**Instruction**
Write out the entries below once more, exactly.
** begin Extracted information **
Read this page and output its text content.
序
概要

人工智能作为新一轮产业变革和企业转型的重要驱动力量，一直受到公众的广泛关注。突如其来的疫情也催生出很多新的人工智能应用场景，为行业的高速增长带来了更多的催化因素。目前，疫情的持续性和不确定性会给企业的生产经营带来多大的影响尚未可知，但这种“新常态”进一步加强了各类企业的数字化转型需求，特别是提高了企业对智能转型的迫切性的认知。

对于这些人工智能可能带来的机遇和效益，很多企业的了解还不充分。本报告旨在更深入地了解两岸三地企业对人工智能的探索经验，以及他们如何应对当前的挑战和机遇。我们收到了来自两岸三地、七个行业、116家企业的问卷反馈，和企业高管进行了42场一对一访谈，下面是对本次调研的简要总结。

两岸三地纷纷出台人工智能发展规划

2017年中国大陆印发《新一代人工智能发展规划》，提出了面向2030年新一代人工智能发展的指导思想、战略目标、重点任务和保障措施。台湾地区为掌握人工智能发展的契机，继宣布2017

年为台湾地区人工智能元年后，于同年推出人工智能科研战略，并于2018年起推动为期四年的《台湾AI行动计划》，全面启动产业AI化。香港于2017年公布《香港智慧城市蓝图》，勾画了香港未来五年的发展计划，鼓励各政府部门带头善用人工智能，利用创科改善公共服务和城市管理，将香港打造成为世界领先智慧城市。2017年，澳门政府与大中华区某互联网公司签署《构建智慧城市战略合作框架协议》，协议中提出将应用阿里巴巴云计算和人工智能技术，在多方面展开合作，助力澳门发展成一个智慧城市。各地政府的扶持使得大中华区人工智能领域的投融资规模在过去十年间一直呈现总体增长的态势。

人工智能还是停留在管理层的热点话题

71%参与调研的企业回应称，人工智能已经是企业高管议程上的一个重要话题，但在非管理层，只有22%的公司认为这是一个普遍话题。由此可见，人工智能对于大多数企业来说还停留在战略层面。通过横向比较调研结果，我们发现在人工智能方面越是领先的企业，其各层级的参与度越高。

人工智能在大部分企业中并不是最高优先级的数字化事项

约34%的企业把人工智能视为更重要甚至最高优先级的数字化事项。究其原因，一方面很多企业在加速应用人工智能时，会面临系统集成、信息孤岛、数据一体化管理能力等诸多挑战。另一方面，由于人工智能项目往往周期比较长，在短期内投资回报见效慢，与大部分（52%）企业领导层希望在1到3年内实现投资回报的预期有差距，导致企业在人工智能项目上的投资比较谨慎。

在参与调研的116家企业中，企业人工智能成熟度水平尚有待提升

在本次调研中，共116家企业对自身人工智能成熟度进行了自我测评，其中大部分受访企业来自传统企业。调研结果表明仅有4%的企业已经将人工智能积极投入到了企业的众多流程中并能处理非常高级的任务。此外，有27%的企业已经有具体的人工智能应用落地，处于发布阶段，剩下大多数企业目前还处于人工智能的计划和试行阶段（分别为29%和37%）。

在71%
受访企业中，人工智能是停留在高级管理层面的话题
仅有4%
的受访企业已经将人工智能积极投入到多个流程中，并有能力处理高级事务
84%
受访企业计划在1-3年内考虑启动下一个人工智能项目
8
** end Extracted information **
**Task answer**
Read this page and output its text content.
序
概要

人工智能作为新一轮产业变革和企业转型的重要驱动力量，一直受到公众的广泛关注。突如其来的疫情也催生出很多新的人工智能应用场景，为行业的高速增长带来了更多的催化因素。目前，疫情的持续性和不确定性会给企业的生产经营带来多大的影响尚未可知，但这种“新常态”进一步加强了各类企业的数字化转型需求，特别是提高了企业对智能转型的迫切性的认知。

对于这些人工智能可能带来的机遇和效益，很多企业的了解还不充分。本报告旨在更深入地了解两岸三地企业对人工智能的探索经验，以及他们如何应对当前的挑战和机遇。我们收到了来自两岸三地、七个行业、116家企业的问卷反馈，和企业高管进行了42场一对一访谈，下面是对本次调研的简要总结。

两岸三地纷纷出台人工智能发展规划

2017年中国大陆印发《新一代人工智能发展规划》，提出了面向2030年新一代人工智能发展的指导思想、战略目标、重点任务和保障措施。台湾地区为掌握人工智能发展的契机，继宣布2017

年为台湾地区人工智能元年后，于同年推出人工智能科研战略，并于2018年起推动为期四年的《台湾AI行动计划》，全面启动产业AI化。香港于2017年公布《香港智慧城市蓝图》，勾画了香港未来五年的发展计划，鼓励各政府部门带头善用人工智能，利用创科改善公共服务和城市管理，将香港打造成为世界领先智慧城市。2017年，澳门政府与大中华区某互联网公司签署《构建智慧城市战略合作框架协议》，协议中提出将应用阿里巴巴云计算和人工智能技术，在多方面展开合作，助力澳门发展成一个智慧城市。各地政府的扶持使得大中华区人工智能领域的投融资规模在过去十年间一直呈现总体增长的态势。

人工智能还是停留在管理层的热点话题

71%参与调研的企业回应称，人工智能已经是企业高管议程上的一个重要话题，但在非管理层，只有22%的公司认为这是一个普遍话题。由此可见，人工智能对于大多数企业来说还停留在战略层面。通过横向比较调研结果，我们发现在人工智能方面越是领先的企业，其各层级的参与度越高。

人工智能在大部分企业中并不是最高优先级的数字化事项

约34%的企业把人工智能视为更重要甚至最高优先级的数字化事项。究其原因，一方面很多企业在加速应用人工智能时，会面临系统集成、信息孤岛、数据一体化管理能力等诸多挑战。另一方面，由于人工智能项目往往周期比较长，在短期内投资回报见效慢，与大部分（52%）企业领导层希望在1到3年内实现投资回报的预期有差距，导致企业在人工智能项目上的投资比较谨慎。

在参与调研的116家企业中，企业人工智能成熟度水平尚有待提升

在本次调研中，共116家企业对自身人工智能成熟度进行了自我测评，其中大部分受访企业来自传统企业。调研结果表明仅有4%的企业已经将人工智能积极投入到了企业的众多流程中并能处理非常高级的任务。此外，有27%的企业已经有具体的人工智能应用落地，处于发布阶段，剩下大多数企业目前还处于人工智能的计划和试行阶段（分别为29%和37%）。

在71%
受访企业中，人工智能是停留在高级管理层面的话题
仅有4%
的受访企业已经将人工智能积极投入到多个流程中，并有能力处理高级事务
84%
受访企业计划在1-3年内考虑启动下一个人工智能项目
8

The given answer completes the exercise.